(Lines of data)
────────────────────
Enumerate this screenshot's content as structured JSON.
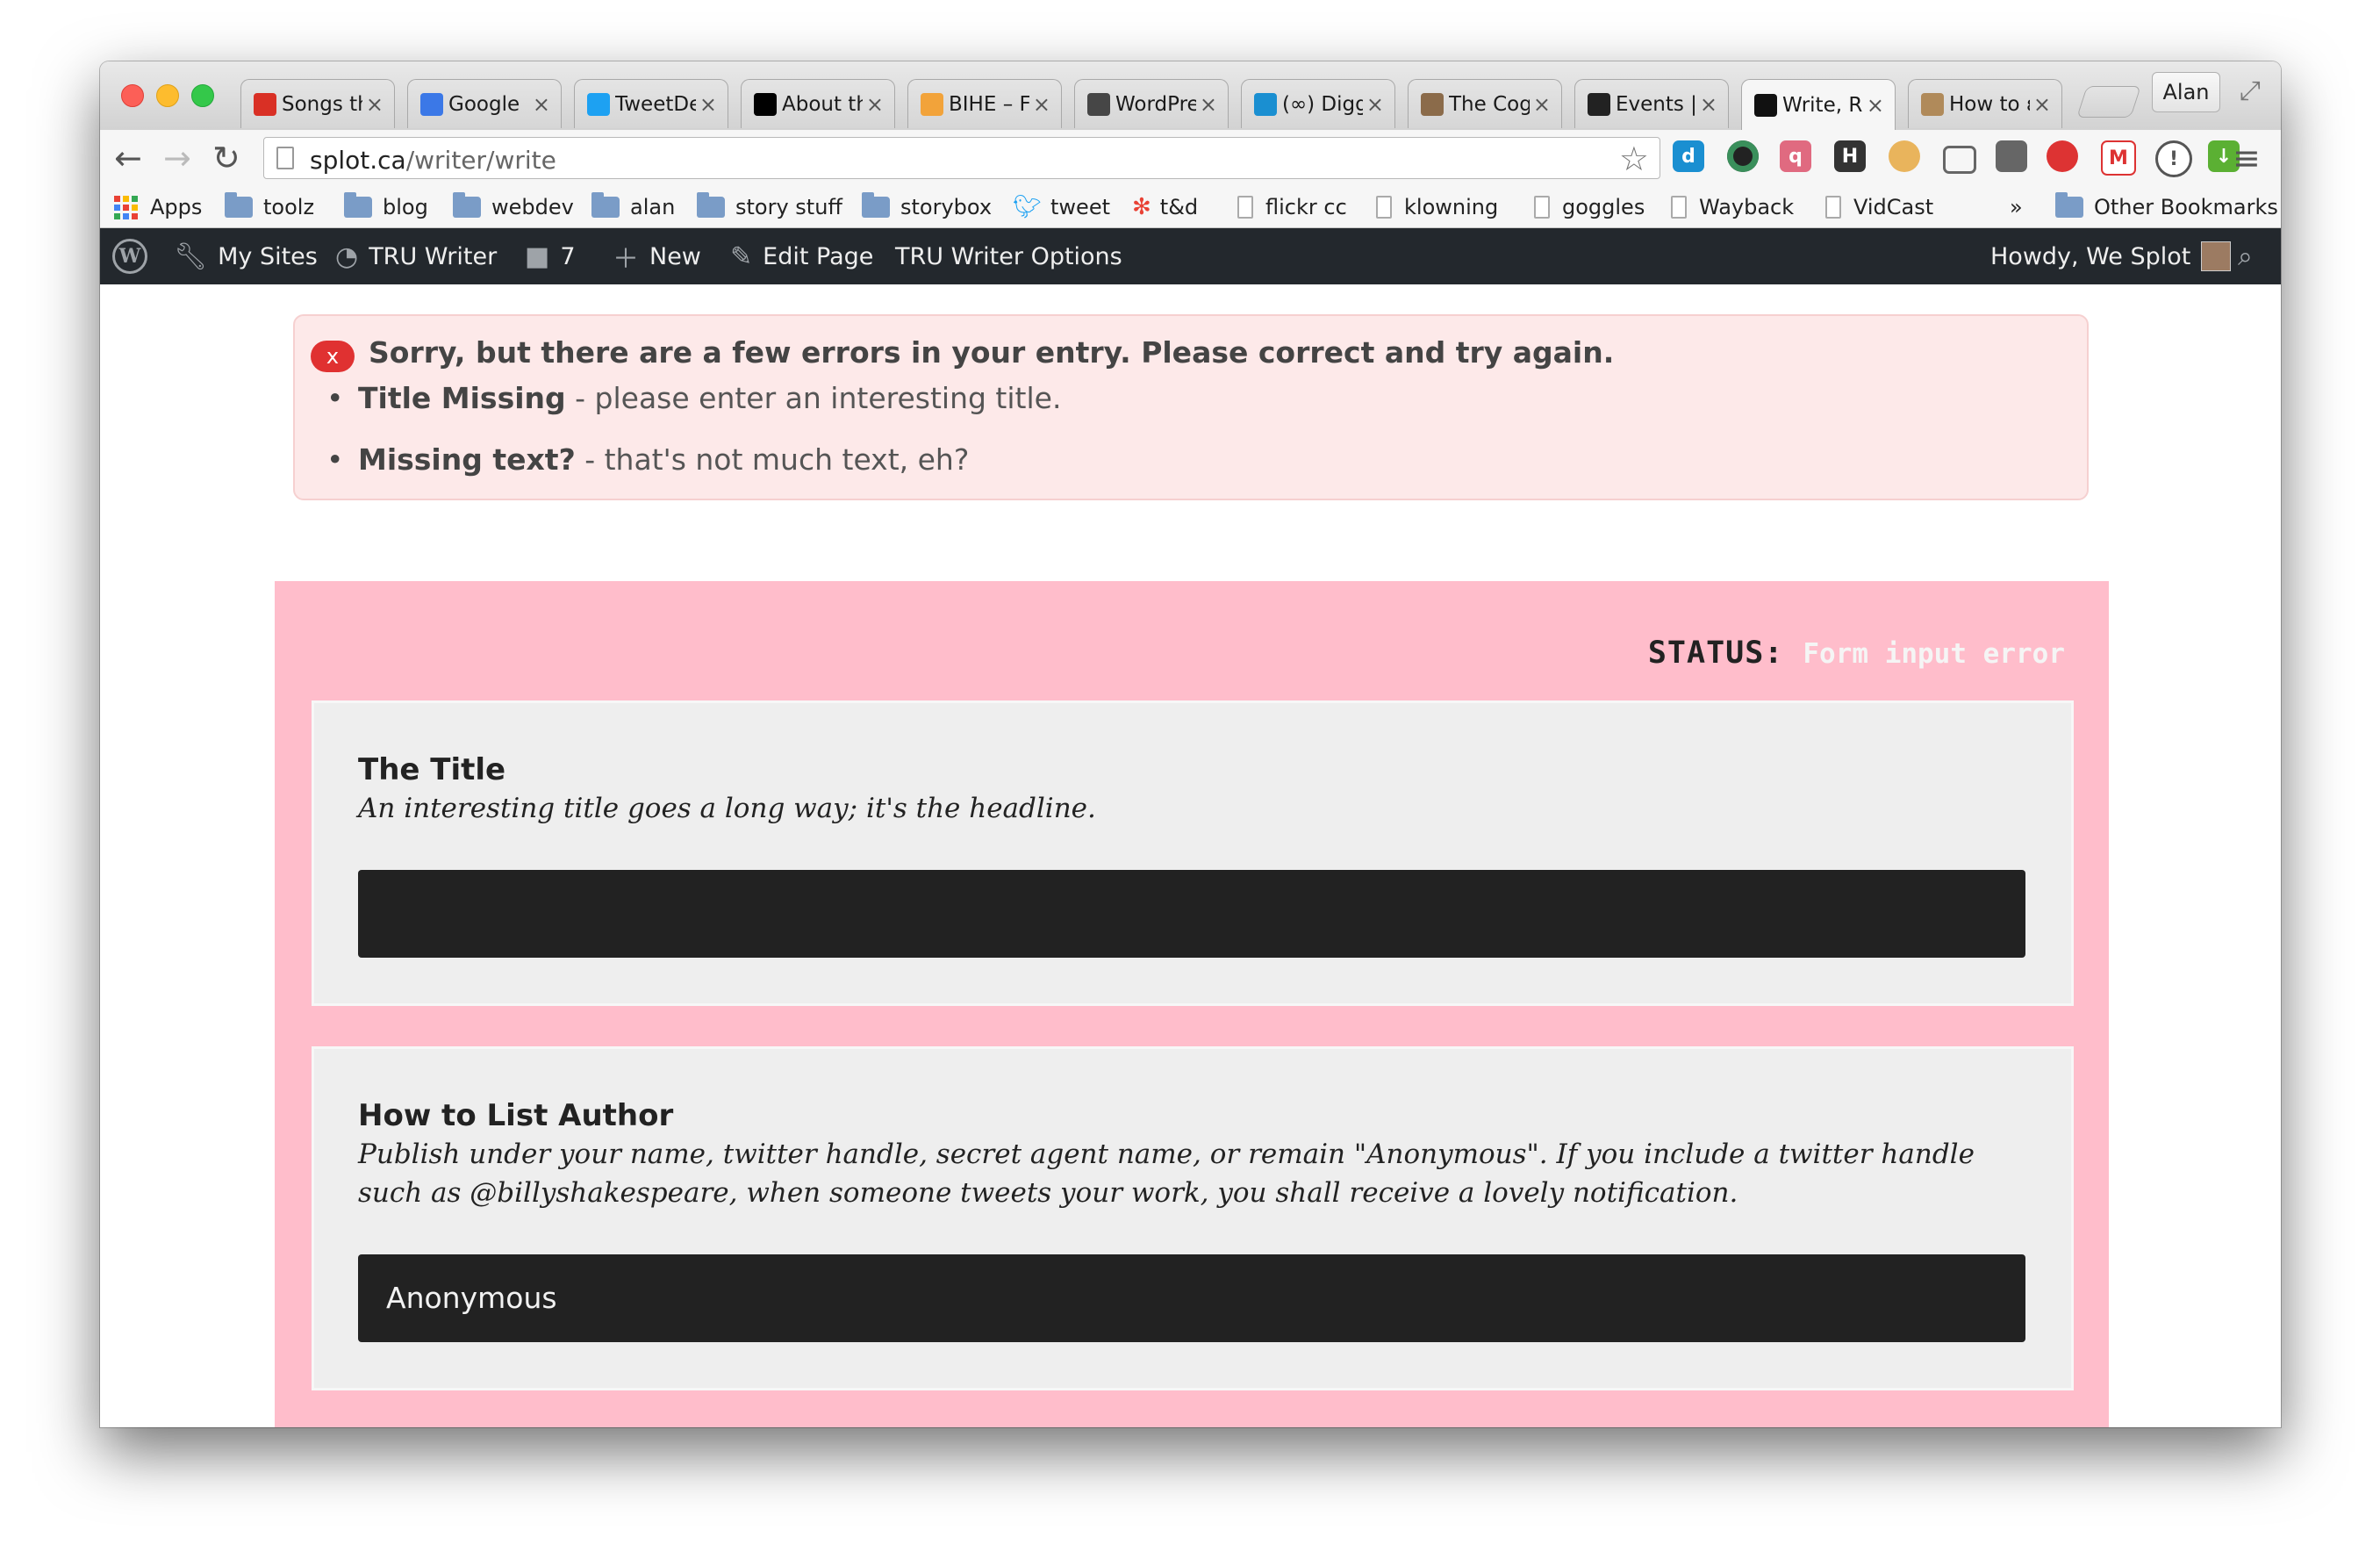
{
  "browser": {
    "tabs": [
      {
        "title": "Songs th",
        "icon": "gmail-icon",
        "color": "#d93025"
      },
      {
        "title": "Google",
        "icon": "google-sites-icon",
        "color": "#3b78e7"
      },
      {
        "title": "TweetDe",
        "icon": "twitter-bird-icon",
        "color": "#1da1f2"
      },
      {
        "title": "About th",
        "icon": "edu-icon",
        "color": "#000000"
      },
      {
        "title": "BIHE – F",
        "icon": "bihe-icon",
        "color": "#f2a33a"
      },
      {
        "title": "WordPre",
        "icon": "wordpress-icon",
        "color": "#464646"
      },
      {
        "title": "(∞) Digg",
        "icon": "digg-icon",
        "color": "#1a8fd1"
      },
      {
        "title": "The Cog",
        "icon": "cog-avatar-icon",
        "color": "#8b6b4a"
      },
      {
        "title": "Events |",
        "icon": "camera-icon",
        "color": "#222222"
      },
      {
        "title": "Write, R",
        "icon": "splot-icon",
        "color": "#111111",
        "active": true
      },
      {
        "title": "How to ε",
        "icon": "howto-icon",
        "color": "#b08a5a"
      }
    ],
    "profile_name": "Alan",
    "url_host": "splot.ca",
    "url_path": "/writer/write",
    "bookmarks": [
      {
        "label": "Apps",
        "type": "apps"
      },
      {
        "label": "toolz",
        "type": "folder"
      },
      {
        "label": "blog",
        "type": "folder"
      },
      {
        "label": "webdev",
        "type": "folder"
      },
      {
        "label": "alan",
        "type": "folder"
      },
      {
        "label": "story stuff",
        "type": "folder"
      },
      {
        "label": "storybox",
        "type": "folder"
      },
      {
        "label": "tweet",
        "type": "twitter"
      },
      {
        "label": "t&d",
        "type": "td"
      },
      {
        "label": "flickr cc",
        "type": "page"
      },
      {
        "label": "klowning",
        "type": "page"
      },
      {
        "label": "goggles",
        "type": "page"
      },
      {
        "label": "Wayback",
        "type": "page"
      },
      {
        "label": "VidCast",
        "type": "page"
      }
    ],
    "bookmarks_overflow": "»",
    "other_bookmarks": "Other Bookmarks"
  },
  "admin_bar": {
    "my_sites": "My Sites",
    "site_name": "TRU Writer",
    "comments_count": "7",
    "new": "New",
    "edit_page": "Edit Page",
    "writer_options": "TRU Writer Options",
    "howdy": "Howdy, We Splot"
  },
  "errors": {
    "badge": "x",
    "heading": "Sorry, but there are a few errors in your entry. Please correct and try again.",
    "items": [
      {
        "strong": "Title Missing",
        "text": " - please enter an interesting title."
      },
      {
        "strong": "Missing text?",
        "text": " - that's not much text, eh?"
      }
    ]
  },
  "form": {
    "status_label": "STATUS:",
    "status_value": "Form input error",
    "title_field": {
      "label": "The Title",
      "help": "An interesting title goes a long way; it's the headline.",
      "value": ""
    },
    "author_field": {
      "label": "How to List Author",
      "help": "Publish under your name, twitter handle, secret agent name, or remain \"Anonymous\". If you include a twitter handle such as @billyshakespeare, when someone tweets your work, you shall receive a lovely notification.",
      "value": "Anonymous"
    }
  },
  "colors": {
    "form_background": "#ffbdcb",
    "error_background": "#fde9e9",
    "error_badge": "#e03131",
    "input_background": "#222222",
    "admin_bar": "#23282d"
  }
}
────────────────────
**Required work:**
In the material above, find the lines that contain "strong" and show them.

**Exercise output:**
        "strong": "Title Missing",
        "strong": "Missing text?",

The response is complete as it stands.